# [Exercise text]
Posted on: May 13, 2021 Posted by: Glacier Staff Comments: 0

By Paige Doherty, COM 101 Student

Joanna Danko rarely cries over a patient, but she will never forget the day she had to take a COVID patient off life support.

“A 70-year-old man came into the emergency room, saying that he wasn’t feeling too well and wanted to get checked out,” says Danko, a respiratory therapist at Palos Community Hospital. “He came in walking and talking fine. Over the next few days all I hear is ‘rapid decline, rapid decline, rapid decline.’”

The patient had to be removed from life support. In normal times, hospital staff would leave the room to allow the family to be alone as the patient was taken off support. But during lockdown, family members could not be in the room, so Danko found herself listening as the patient’s wife called him on the phone.

“The wife was telling him how much she loved him and that he fought strongly and that it was time to let go and that everything would be okay,” Danko said. “It broke me, her words broke me.

“I had to stand there holding his hand and stroking his forehead telling him everything was okay until he died in my arms. That was the one patient I cried for, and I don’t cry often.”

The wife was telling him how much she loved him and that he fought strongly and that it was time to let go and that everything would be okay. It broke me, her words broke me.”

Moraine Alum Joanna Danko, Respiratory Therapist

Many healthcare workers know the sudden drop in their stomachs as they hear the words “CODE BLUE” but rush to immediately help. Joanna Danko is one of those people.

Her schedule is normally busy with handling everyday patients, but COVID-19 has overloaded her to the point of exhaustion. She barely has time for a break to talk and rarely goes home due to the shortages of healthcare workers globally. Yet she still continues to get up every day to help her patients.

Danko, 39, graduated from Moraine Valley. She was the youngest one in her class to graduate from the respiratory therapy program.

Once she graduated, she went to work at Children’s Memorial Hospital in downtown Chicago.

“I never planned to work with adults,” she says. “I wanted to work with kids, so that’s what I did.”

# [Problem statement]
Continue the profile of respiratory therapist Joanna Danko, starting after its last sentence.

# [Data listing]
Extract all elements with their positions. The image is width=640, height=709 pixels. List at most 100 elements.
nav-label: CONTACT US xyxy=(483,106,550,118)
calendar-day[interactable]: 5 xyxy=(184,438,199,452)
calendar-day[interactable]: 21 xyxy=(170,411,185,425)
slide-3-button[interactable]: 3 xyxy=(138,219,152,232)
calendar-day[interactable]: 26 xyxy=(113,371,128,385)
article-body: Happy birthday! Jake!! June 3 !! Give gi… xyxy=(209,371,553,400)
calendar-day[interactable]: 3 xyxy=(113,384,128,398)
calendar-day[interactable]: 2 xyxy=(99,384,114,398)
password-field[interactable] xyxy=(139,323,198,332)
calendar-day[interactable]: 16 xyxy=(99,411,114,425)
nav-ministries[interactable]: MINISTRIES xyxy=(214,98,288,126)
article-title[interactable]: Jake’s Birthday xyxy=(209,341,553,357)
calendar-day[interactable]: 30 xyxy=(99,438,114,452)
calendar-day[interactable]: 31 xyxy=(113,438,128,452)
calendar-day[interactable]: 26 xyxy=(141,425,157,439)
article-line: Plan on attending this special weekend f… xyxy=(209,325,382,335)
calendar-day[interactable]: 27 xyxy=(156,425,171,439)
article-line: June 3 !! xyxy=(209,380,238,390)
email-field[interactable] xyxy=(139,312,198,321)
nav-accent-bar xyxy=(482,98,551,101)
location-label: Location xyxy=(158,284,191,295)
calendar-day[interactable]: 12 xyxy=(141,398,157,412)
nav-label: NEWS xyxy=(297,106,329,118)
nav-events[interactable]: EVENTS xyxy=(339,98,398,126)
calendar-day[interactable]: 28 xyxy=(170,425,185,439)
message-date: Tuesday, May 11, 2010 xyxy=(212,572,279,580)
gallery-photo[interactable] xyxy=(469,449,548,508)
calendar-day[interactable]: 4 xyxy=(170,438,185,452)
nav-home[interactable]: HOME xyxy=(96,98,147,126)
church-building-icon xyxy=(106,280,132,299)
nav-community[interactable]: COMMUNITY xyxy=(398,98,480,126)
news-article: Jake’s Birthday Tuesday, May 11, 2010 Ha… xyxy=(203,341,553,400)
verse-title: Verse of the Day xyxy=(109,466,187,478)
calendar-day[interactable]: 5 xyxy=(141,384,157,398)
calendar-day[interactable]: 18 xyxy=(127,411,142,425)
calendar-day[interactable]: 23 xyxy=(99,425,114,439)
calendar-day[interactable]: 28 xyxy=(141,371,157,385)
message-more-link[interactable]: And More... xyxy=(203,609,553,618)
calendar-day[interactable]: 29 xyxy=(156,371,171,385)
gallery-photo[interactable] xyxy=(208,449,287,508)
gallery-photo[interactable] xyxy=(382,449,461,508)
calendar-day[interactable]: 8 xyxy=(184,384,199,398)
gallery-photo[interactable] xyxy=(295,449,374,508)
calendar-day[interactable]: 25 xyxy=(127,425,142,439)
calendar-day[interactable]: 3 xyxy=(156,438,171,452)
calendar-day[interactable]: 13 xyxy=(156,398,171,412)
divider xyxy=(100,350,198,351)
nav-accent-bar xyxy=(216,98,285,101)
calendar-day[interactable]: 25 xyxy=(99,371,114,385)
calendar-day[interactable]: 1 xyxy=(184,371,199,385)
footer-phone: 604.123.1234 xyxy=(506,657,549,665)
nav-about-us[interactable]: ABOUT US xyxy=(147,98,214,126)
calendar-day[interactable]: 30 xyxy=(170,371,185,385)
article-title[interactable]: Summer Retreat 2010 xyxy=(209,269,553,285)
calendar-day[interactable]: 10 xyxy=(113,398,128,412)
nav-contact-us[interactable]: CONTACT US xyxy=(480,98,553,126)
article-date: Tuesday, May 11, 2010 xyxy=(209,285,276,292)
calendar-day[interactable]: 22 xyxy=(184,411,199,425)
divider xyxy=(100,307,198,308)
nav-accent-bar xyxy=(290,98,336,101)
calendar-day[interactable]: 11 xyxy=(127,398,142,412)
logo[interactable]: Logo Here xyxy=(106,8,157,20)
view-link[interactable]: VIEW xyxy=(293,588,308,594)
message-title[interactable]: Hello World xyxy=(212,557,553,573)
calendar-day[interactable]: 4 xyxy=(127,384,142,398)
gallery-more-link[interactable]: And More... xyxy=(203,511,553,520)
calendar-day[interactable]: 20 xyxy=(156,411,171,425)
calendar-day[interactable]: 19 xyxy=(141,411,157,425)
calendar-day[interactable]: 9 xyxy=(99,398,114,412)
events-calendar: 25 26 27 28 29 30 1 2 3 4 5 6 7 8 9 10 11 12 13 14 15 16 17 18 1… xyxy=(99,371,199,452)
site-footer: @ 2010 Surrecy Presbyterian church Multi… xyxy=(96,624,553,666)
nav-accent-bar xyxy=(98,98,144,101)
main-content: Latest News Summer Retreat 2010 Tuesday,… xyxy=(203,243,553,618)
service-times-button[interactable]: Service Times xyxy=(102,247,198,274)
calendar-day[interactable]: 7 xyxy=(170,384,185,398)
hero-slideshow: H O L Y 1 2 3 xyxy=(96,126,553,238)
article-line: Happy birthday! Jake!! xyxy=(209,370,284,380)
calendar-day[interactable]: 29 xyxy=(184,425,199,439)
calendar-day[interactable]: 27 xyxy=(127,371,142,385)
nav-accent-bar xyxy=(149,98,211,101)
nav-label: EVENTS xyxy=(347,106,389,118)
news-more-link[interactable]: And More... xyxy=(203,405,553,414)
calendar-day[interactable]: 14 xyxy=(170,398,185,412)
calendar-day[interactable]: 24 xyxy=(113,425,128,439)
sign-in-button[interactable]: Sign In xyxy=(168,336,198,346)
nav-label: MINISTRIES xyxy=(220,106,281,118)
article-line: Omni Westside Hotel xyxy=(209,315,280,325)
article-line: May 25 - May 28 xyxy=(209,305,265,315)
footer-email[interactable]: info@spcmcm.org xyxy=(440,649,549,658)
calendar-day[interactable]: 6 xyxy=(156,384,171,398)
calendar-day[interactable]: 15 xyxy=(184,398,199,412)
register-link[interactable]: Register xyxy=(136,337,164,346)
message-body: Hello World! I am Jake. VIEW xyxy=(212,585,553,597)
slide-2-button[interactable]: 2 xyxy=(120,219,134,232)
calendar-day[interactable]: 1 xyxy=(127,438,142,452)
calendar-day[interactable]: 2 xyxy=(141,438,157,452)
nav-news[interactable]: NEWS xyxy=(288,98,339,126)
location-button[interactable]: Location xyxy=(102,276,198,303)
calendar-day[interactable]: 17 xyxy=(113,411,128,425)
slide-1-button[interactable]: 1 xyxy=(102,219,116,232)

# [Answer space]
After having two children of her own, she decided to work with adults because she couldn’t watch children suffer anymore.

Joanna Danko, right, works as a respiratory therapist at Palos Community Hospital. She is pictured with Paige Doherty, COM 101 student.

Respiratory therapy was not her first choice in her career path; she originally wanted to be firefighter and paramedic. She was not too confident whether she would “pull the trigger” to follow her original idea of a career. But she discovered what a respiratory therapist was when her brother was in the hospital. 

The therapist who helped her brother had swift motions with a careful and tenacious eye, she said, and she has now developed these habits herself.

As soon as she saw this healthcare worker come into her brother’s room, her eyes beamed with light and she said to herself, “That is what I want to do for my life.” The field quickly became her passion and she soared with it.

She just wanted to have a job where she could better herself, but she rarely thinks about herself.

“Some people don’t understand what we go through,” she says.

Every day, she and her coworkers watch these people suffer through COVID-19. She says they “might have a small amount of PTSD” from this past year.

Yet this job is her passion, and she could not imagine doing anything else. Even though it is frustrating at times, she still pushes herself to do her job right with that swiftness and tenacious intention she once saw from her mentor.

Joanna Danko is the kind of person who does the job most others cannot.